> [Texte de l'exercice]:
..............................

Chronique juridique : estimation de prix incorrecte de l'architecte

Chaque mois, Livios décortique une question juridique éloquente en matière de construction, en collaboration avec le bureau d'avocats Dehaese & Dehaese. Cette fois-ci, nous examinons quelles conséquences juridiques entraîne une estimation de prix incorrecte de l'architecte.

Juge de Paix à Anvers

Les faits

Un architecte estime à 25.000 euros le prix de revient de la rénovation d'un rez-de-chaussée. Un contrat d'architecture est conclu et un acompte est payé sur cette base. L'architecte autorise le maître d'ouvrage à solliciter soi-même des devis auprès de plusieurs entrepreneurs. Un peu plus tard, ils conviennent que l'architecte se chargera aussi du contrôle des travaux réalisés sur la toiture plate, mais sans prévoir d'extension du contrat d'entreprise initial, concernant le prix de revient.

L'architecte remet au maître d'ouvrage un état d'honoraires pour un montant de 2.250 euros. Il calcule ses honoraires au taux de 7,2 % et se base sur un montant de 37.500 euros : 25.000 euros pour la rénovation du rez-de-chaussée et 12.500 euros pour la toiture.

Le maître d'ouvrage proteste et estime que l'architecte a d'abord estimé le prix total à 25.000 euros. Bien qu'après cette protestation, l'architecte revoit ses honoraires sur base du montant convenu, le maître d'ouvrage fait savoir que pour des raisons financières (estimation incorrecte du prix de revient total et piètre qualité des prestations), il renonce aux travaux de rénovation.

DL'architecte n'est pas d'accord et estime que le contrat initial a été élargi plus tard et nie – sur base d'un devis qu'il produit et dont il ressort que l'ensemble des travaux pouvaient être exécutés pour 16.000 euros – que le prix de revient serait supérieur à son estimation.

..............................

> [Données enregistrées]:
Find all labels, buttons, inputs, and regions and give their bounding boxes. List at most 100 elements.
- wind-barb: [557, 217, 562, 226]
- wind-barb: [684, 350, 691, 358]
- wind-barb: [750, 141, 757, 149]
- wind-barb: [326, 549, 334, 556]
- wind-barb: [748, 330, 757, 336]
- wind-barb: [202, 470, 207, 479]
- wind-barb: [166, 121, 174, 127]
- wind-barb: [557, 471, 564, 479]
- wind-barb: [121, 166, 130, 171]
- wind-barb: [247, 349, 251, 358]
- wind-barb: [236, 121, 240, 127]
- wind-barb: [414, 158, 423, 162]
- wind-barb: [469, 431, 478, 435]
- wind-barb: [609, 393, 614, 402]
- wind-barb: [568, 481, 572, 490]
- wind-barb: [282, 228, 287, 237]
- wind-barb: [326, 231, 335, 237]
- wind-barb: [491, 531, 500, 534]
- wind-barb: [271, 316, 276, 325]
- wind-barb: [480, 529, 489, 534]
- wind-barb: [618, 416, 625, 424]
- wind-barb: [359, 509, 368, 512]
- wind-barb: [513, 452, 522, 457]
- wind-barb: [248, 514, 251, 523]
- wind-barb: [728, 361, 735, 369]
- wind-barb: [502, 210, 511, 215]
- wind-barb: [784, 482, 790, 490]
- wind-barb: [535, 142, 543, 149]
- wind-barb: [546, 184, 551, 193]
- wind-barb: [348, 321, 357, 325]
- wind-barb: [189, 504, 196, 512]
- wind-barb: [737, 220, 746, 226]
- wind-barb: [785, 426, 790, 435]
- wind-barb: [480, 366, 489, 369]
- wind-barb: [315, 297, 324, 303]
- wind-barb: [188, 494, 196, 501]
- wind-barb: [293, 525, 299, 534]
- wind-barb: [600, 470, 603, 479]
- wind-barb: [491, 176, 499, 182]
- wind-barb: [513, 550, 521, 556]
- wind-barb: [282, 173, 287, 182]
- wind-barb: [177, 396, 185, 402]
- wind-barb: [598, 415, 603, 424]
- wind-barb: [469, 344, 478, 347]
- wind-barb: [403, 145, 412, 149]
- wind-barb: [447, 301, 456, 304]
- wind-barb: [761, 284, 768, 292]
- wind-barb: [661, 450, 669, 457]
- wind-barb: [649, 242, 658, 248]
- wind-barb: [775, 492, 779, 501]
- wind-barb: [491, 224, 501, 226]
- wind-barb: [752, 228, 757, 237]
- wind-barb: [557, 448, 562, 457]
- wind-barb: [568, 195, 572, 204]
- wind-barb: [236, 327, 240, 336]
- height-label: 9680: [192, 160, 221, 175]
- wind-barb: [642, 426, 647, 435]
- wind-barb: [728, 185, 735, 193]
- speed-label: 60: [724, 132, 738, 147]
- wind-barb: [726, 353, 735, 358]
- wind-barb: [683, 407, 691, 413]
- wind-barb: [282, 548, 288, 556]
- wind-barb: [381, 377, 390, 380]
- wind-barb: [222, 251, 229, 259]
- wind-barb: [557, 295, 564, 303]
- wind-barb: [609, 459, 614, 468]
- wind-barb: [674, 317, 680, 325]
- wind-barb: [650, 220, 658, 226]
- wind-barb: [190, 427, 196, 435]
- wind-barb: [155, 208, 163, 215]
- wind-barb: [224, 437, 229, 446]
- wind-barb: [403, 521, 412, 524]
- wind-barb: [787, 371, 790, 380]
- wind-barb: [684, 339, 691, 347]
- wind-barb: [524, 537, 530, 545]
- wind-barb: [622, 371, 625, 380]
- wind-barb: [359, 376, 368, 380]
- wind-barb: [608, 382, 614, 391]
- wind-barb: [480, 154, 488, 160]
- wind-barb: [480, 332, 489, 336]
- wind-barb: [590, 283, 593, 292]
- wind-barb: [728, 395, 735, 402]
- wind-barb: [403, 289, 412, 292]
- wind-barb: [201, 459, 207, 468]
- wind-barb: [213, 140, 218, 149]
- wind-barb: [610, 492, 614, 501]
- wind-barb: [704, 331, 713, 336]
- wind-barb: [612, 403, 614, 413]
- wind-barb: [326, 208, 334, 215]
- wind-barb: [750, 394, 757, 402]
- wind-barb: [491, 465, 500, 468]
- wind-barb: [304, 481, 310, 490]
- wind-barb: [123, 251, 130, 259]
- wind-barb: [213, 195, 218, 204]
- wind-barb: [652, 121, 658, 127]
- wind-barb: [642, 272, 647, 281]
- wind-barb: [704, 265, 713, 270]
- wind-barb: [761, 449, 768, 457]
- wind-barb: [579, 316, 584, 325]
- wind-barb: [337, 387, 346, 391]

..............................

> [Consigne A]:
Selon la chronique juridique, à quel taux l'architecte calcule-t-il ses honoraires ?
> [Consigne B]:
Indiquez si chacune de ces affirmations concorde avec la chronique juridique, en citant les mots qui tranchent : (i) l'architecte estime à 25.000 euros le prix de revient de la rénovation du rez-de-chaussée ; (ii) l'architecte interdit au maître d'ouvrage de demander lui-même des devis ; (iii) l'état d'honoraires remis par l'architecte s'élève à 2.250 euros.
> [Consigne C]:
Rédigez la suite de la chronique juridique sur l'estimation de prix incorrecte de l'architecte, en reprenant après sa dernière phrase.
Les items n'ont aucun rapport avec la chronique juridique.

> [Votre réponse A]:
Il les calcule au taux de 7,2 %.

> [Votre réponse B]:
(i) Oui : « Un architecte estime à 25.000 euros le prix de revient de la rénovation d'un rez-de-chaussée. »
(ii) Non : « L'architecte autorise le maître d'ouvrage à solliciter soi-même des devis auprès de plusieurs entrepreneurs. »
(iii) Oui : « L'architecte remet au maître d'ouvrage un état d'honoraires pour un montant de 2.250 euros. »

> [Votre réponse C]:
Le maître d'ouvrage maintient qu'il est question de défaut de prestation contractuel qui justifie la résolution du contrat. Les devis qu'il produit provenant des divers entrepreneurs excèdent le budget prévu, sans couvrir l'intégralité des travaux à réaliser.

La décision de la Justice de Paix

Le Tribunal constate que le contrat, où un budget initial avait été fixé à 25.000 euros, n'a jamais été modifié, si bien qu'il doit être admis que selon l'architecte également, l'ensemble des travaux pouvaient être exécuté pour ce montant.

Etant donné qu'il apparaît que ce n'est pas le cas, l'architecte a commis une erreur d'appréciation fondamentale, étant donné que le budget de construction constitue l'esprit du contrat d'architecture. La défense de l'architecte n'est pas admise par le Tribunal, vu que d'une part, il avait autorisé le maître d'ouvrage à demander lui-même des offres de prix et, d'autre part, le devis qu'il produit paraît totalement invraisemblable.

Le Tribunal résout le contrat au préjudice de l'architecte pour défaut de prestation contractuel. L'architecte est condamné au remboursement de l'acompte payé.

Un bon conseil

Il est fortement recommandé pour les deux parties d'indiquer clairement à l'architecte quel budget de construction ne peut être dépassé. La jurisprudence a estimé à plusieurs reprises que la détermination et la maîtrise du budget de construction constituaient l'essence du contrat d'architecture.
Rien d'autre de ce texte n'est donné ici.